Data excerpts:
****
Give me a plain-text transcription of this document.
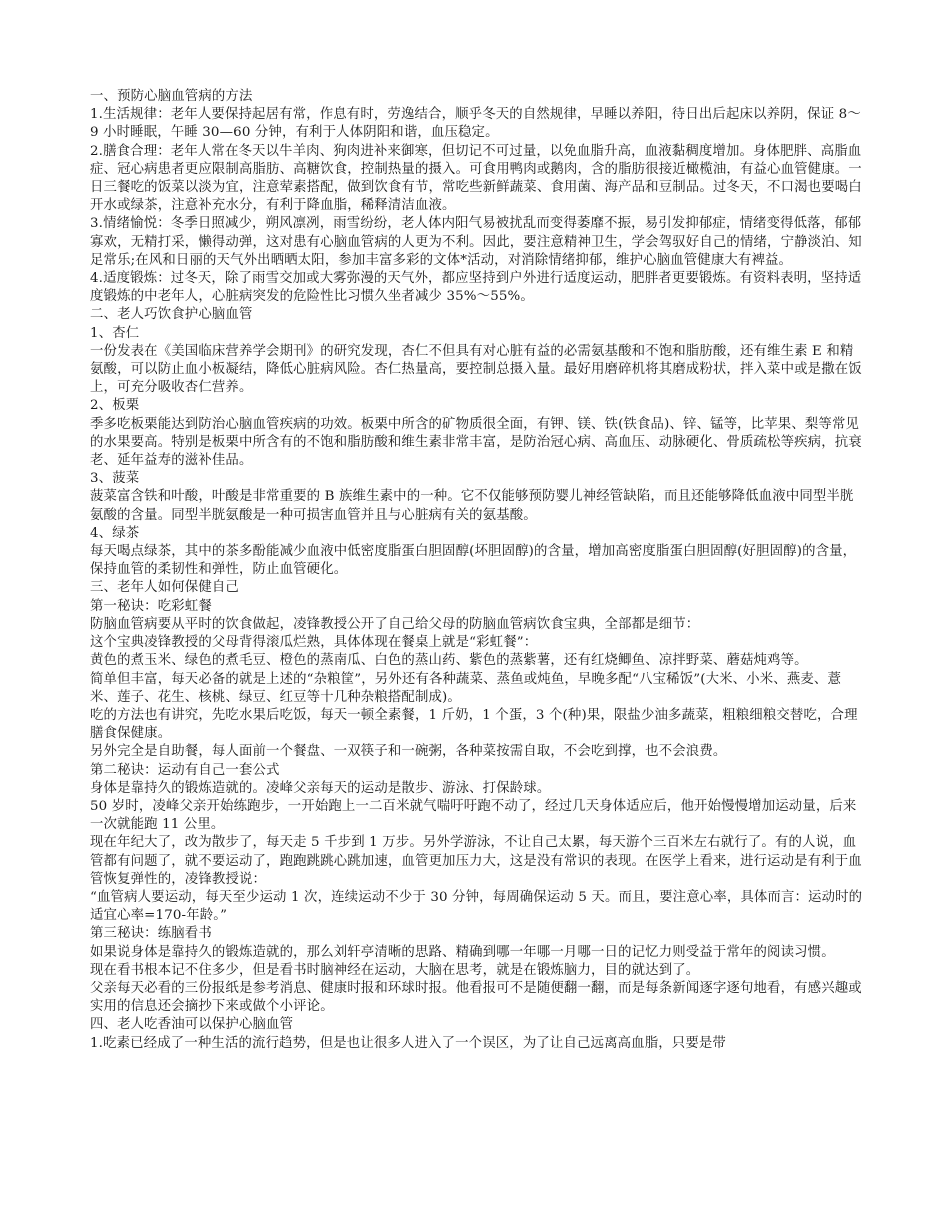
一、预防心脑血管病的方法

1.生活规律：老年人要保持起居有常，作息有时，劳逸结合，顺乎冬天的自然规律，早睡以养阳，待日出后起床以养阴，保证 8～9 小时睡眠，午睡 30—60 分钟，有利于人体阴阳和谐，血压稳定。

2.膳食合理：老年人常在冬天以牛羊肉、狗肉进补来御寒，但切记不可过量，以免血脂升高，血液黏稠度增加。身体肥胖、高脂血症、冠心病患者更应限制高脂肪、高糖饮食，控制热量的摄入。可食用鸭肉或鹅肉，含的脂肪很接近橄榄油，有益心血管健康。一日三餐吃的饭菜以淡为宜，注意荤素搭配，做到饮食有节，常吃些新鲜蔬菜、食用菌、海产品和豆制品。过冬天，不口渴也要喝白开水或绿茶，注意补充水分，有利于降血脂，稀释清洁血液。

3.情绪愉悦：冬季日照减少，朔风凛冽，雨雪纷纷，老人体内阳气易被扰乱而变得萎靡不振，易引发抑郁症，情绪变得低落，郁郁寡欢，无精打采，懒得动弹，这对患有心脑血管病的人更为不利。因此，要注意精神卫生，学会驾驭好自己的情绪，宁静淡泊、知足常乐;在风和日丽的天气外出晒晒太阳，参加丰富多彩的文体*活动，对消除情绪抑郁，维护心脑血管健康大有裨益。

4.适度锻炼：过冬天，除了雨雪交加或大雾弥漫的天气外，都应坚持到户外进行适度运动，肥胖者更要锻炼。有资料表明，坚持适度锻炼的中老年人，心脏病突发的危险性比习惯久坐者减少 35%～55%。

二、老人巧饮食护心脑血管

1、杏仁

一份发表在《美国临床营养学会期刊》的研究发现，杏仁不但具有对心脏有益的必需氨基酸和不饱和脂肪酸，还有维生素 E 和精氨酸，可以防止血小板凝结，降低心脏病风险。杏仁热量高，要控制总摄入量。最好用磨碎机将其磨成粉状，拌入菜中或是撒在饭上，可充分吸收杏仁营养。

2、板栗

季多吃板栗能达到防治心脑血管疾病的功效。板栗中所含的矿物质很全面，有钾、镁、铁(铁食品)、锌、锰等，比苹果、梨等常见的水果要高。特别是板栗中所含有的不饱和脂肪酸和维生素非常丰富，是防治冠心病、高血压、动脉硬化、骨质疏松等疾病，抗衰老、延年益寿的滋补佳品。

3、菠菜

菠菜富含铁和叶酸，叶酸是非常重要的 B 族维生素中的一种。它不仅能够预防婴儿神经管缺陷，而且还能够降低血液中同型半胱氨酸的含量。同型半胱氨酸是一种可损害血管并且与心脏病有关的氨基酸。

4、绿茶

每天喝点绿茶，其中的茶多酚能减少血液中低密度脂蛋白胆固醇(坏胆固醇)的含量，增加高密度脂蛋白胆固醇(好胆固醇)的含量，保持血管的柔韧性和弹性，防止血管硬化。

三、老年人如何保健自己

第一秘诀：吃彩虹餐

防脑血管病要从平时的饮食做起，凌锋教授公开了自己给父母的防脑血管病饮食宝典，全部都是细节：

这个宝典凌锋教授的父母背得滚瓜烂熟，具体体现在餐桌上就是“彩虹餐”：

黄色的煮玉米、绿色的煮毛豆、橙色的蒸南瓜、白色的蒸山药、紫色的蒸紫薯，还有红烧鲫鱼、凉拌野菜、蘑菇炖鸡等。

简单但丰富，每天必备的就是上述的“杂粮筐”，另外还有各种蔬菜、蒸鱼或炖鱼，早晚多配“八宝稀饭”(大米、小米、燕麦、薏米、莲子、花生、核桃、绿豆、红豆等十几种杂粮搭配制成)。

吃的方法也有讲究，先吃水果后吃饭，每天一顿全素餐，1 斤奶，1 个蛋，3 个(种)果，限盐少油多蔬菜，粗粮细粮交替吃，合理膳食保健康。

另外完全是自助餐，每人面前一个餐盘、一双筷子和一碗粥，各种菜按需自取，不会吃到撑，也不会浪费。

第二秘诀：运动有自己一套公式

身体是靠持久的锻炼造就的。凌峰父亲每天的运动是散步、游泳、打保龄球。

50 岁时，凌峰父亲开始练跑步，一开始跑上一二百米就气喘吁吁跑不动了，经过几天身体适应后，他开始慢慢增加运动量，后来一次就能跑 11 公里。

现在年纪大了，改为散步了，每天走 5 千步到 1 万步。另外学游泳，不让自己太累，每天游个三百米左右就行了。有的人说，血管都有问题了，就不要运动了，跑跑跳跳心跳加速，血管更加压力大，这是没有常识的表现。在医学上看来，进行运动是有利于血管恢复弹性的，凌锋教授说：

“血管病人要运动，每天至少运动 1 次，连续运动不少于 30 分钟，每周确保运动 5 天。而且，要注意心率，具体而言：运动时的适宜心率=170-年龄。”

第三秘诀：练脑看书

如果说身体是靠持久的锻炼造就的，那么刘轩亭清晰的思路、精确到哪一年哪一月哪一日的记忆力则受益于常年的阅读习惯。

现在看书根本记不住多少，但是看书时脑神经在运动，大脑在思考，就是在锻炼脑力，目的就达到了。

父亲每天必看的三份报纸是参考消息、健康时报和环球时报。他看报可不是随便翻一翻，而是每条新闻逐字逐句地看，有感兴趣或实用的信息还会摘抄下来或做个小评论。

四、老人吃香油可以保护心脑血管

1.吃素已经成了一种生活的流行趋势，但是也让很多人进入了一个误区，为了让自己远离高血脂，只要是带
****
WHAT THE TASK REQUIRES:
Reproduce every record word for word. The copy must contain no pictures.

THE OUTPUT:
Give me a plain-text transcription of this document.
一、预防心脑血管病的方法

1.生活规律：老年人要保持起居有常，作息有时，劳逸结合，顺乎冬天的自然规律，早睡以养阳，待日出后起床以养阴，保证 8～9 小时睡眠，午睡 30—60 分钟，有利于人体阴阳和谐，血压稳定。

2.膳食合理：老年人常在冬天以牛羊肉、狗肉进补来御寒，但切记不可过量，以免血脂升高，血液黏稠度增加。身体肥胖、高脂血症、冠心病患者更应限制高脂肪、高糖饮食，控制热量的摄入。可食用鸭肉或鹅肉，含的脂肪很接近橄榄油，有益心血管健康。一日三餐吃的饭菜以淡为宜，注意荤素搭配，做到饮食有节，常吃些新鲜蔬菜、食用菌、海产品和豆制品。过冬天，不口渴也要喝白开水或绿茶，注意补充水分，有利于降血脂，稀释清洁血液。

3.情绪愉悦：冬季日照减少，朔风凛冽，雨雪纷纷，老人体内阳气易被扰乱而变得萎靡不振，易引发抑郁症，情绪变得低落，郁郁寡欢，无精打采，懒得动弹，这对患有心脑血管病的人更为不利。因此，要注意精神卫生，学会驾驭好自己的情绪，宁静淡泊、知足常乐;在风和日丽的天气外出晒晒太阳，参加丰富多彩的文体*活动，对消除情绪抑郁，维护心脑血管健康大有裨益。

4.适度锻炼：过冬天，除了雨雪交加或大雾弥漫的天气外，都应坚持到户外进行适度运动，肥胖者更要锻炼。有资料表明，坚持适度锻炼的中老年人，心脏病突发的危险性比习惯久坐者减少 35%～55%。

二、老人巧饮食护心脑血管

1、杏仁

一份发表在《美国临床营养学会期刊》的研究发现，杏仁不但具有对心脏有益的必需氨基酸和不饱和脂肪酸，还有维生素 E 和精氨酸，可以防止血小板凝结，降低心脏病风险。杏仁热量高，要控制总摄入量。最好用磨碎机将其磨成粉状，拌入菜中或是撒在饭上，可充分吸收杏仁营养。

2、板栗

季多吃板栗能达到防治心脑血管疾病的功效。板栗中所含的矿物质很全面，有钾、镁、铁(铁食品)、锌、锰等，比苹果、梨等常见的水果要高。特别是板栗中所含有的不饱和脂肪酸和维生素非常丰富，是防治冠心病、高血压、动脉硬化、骨质疏松等疾病，抗衰老、延年益寿的滋补佳品。

3、菠菜

菠菜富含铁和叶酸，叶酸是非常重要的 B 族维生素中的一种。它不仅能够预防婴儿神经管缺陷，而且还能够降低血液中同型半胱氨酸的含量。同型半胱氨酸是一种可损害血管并且与心脏病有关的氨基酸。

4、绿茶

每天喝点绿茶，其中的茶多酚能减少血液中低密度脂蛋白胆固醇(坏胆固醇)的含量，增加高密度脂蛋白胆固醇(好胆固醇)的含量，保持血管的柔韧性和弹性，防止血管硬化。

三、老年人如何保健自己

第一秘诀：吃彩虹餐

防脑血管病要从平时的饮食做起，凌锋教授公开了自己给父母的防脑血管病饮食宝典，全部都是细节：

这个宝典凌锋教授的父母背得滚瓜烂熟，具体体现在餐桌上就是“彩虹餐”：

黄色的煮玉米、绿色的煮毛豆、橙色的蒸南瓜、白色的蒸山药、紫色的蒸紫薯，还有红烧鲫鱼、凉拌野菜、蘑菇炖鸡等。

简单但丰富，每天必备的就是上述的“杂粮筐”，另外还有各种蔬菜、蒸鱼或炖鱼，早晚多配“八宝稀饭”(大米、小米、燕麦、薏米、莲子、花生、核桃、绿豆、红豆等十几种杂粮搭配制成)。

吃的方法也有讲究，先吃水果后吃饭，每天一顿全素餐，1 斤奶，1 个蛋，3 个(种)果，限盐少油多蔬菜，粗粮细粮交替吃，合理膳食保健康。

另外完全是自助餐，每人面前一个餐盘、一双筷子和一碗粥，各种菜按需自取，不会吃到撑，也不会浪费。

第二秘诀：运动有自己一套公式

身体是靠持久的锻炼造就的。凌峰父亲每天的运动是散步、游泳、打保龄球。

50 岁时，凌峰父亲开始练跑步，一开始跑上一二百米就气喘吁吁跑不动了，经过几天身体适应后，他开始慢慢增加运动量，后来一次就能跑 11 公里。

现在年纪大了，改为散步了，每天走 5 千步到 1 万步。另外学游泳，不让自己太累，每天游个三百米左右就行了。有的人说，血管都有问题了，就不要运动了，跑跑跳跳心跳加速，血管更加压力大，这是没有常识的表现。在医学上看来，进行运动是有利于血管恢复弹性的，凌锋教授说：

“血管病人要运动，每天至少运动 1 次，连续运动不少于 30 分钟，每周确保运动 5 天。而且，要注意心率，具体而言：运动时的适宜心率=170-年龄。”

第三秘诀：练脑看书

如果说身体是靠持久的锻炼造就的，那么刘轩亭清晰的思路、精确到哪一年哪一月哪一日的记忆力则受益于常年的阅读习惯。

现在看书根本记不住多少，但是看书时脑神经在运动，大脑在思考，就是在锻炼脑力，目的就达到了。

父亲每天必看的三份报纸是参考消息、健康时报和环球时报。他看报可不是随便翻一翻，而是每条新闻逐字逐句地看，有感兴趣或实用的信息还会摘抄下来或做个小评论。

四、老人吃香油可以保护心脑血管

1.吃素已经成了一种生活的流行趋势，但是也让很多人进入了一个误区，为了让自己远离高血脂，只要是带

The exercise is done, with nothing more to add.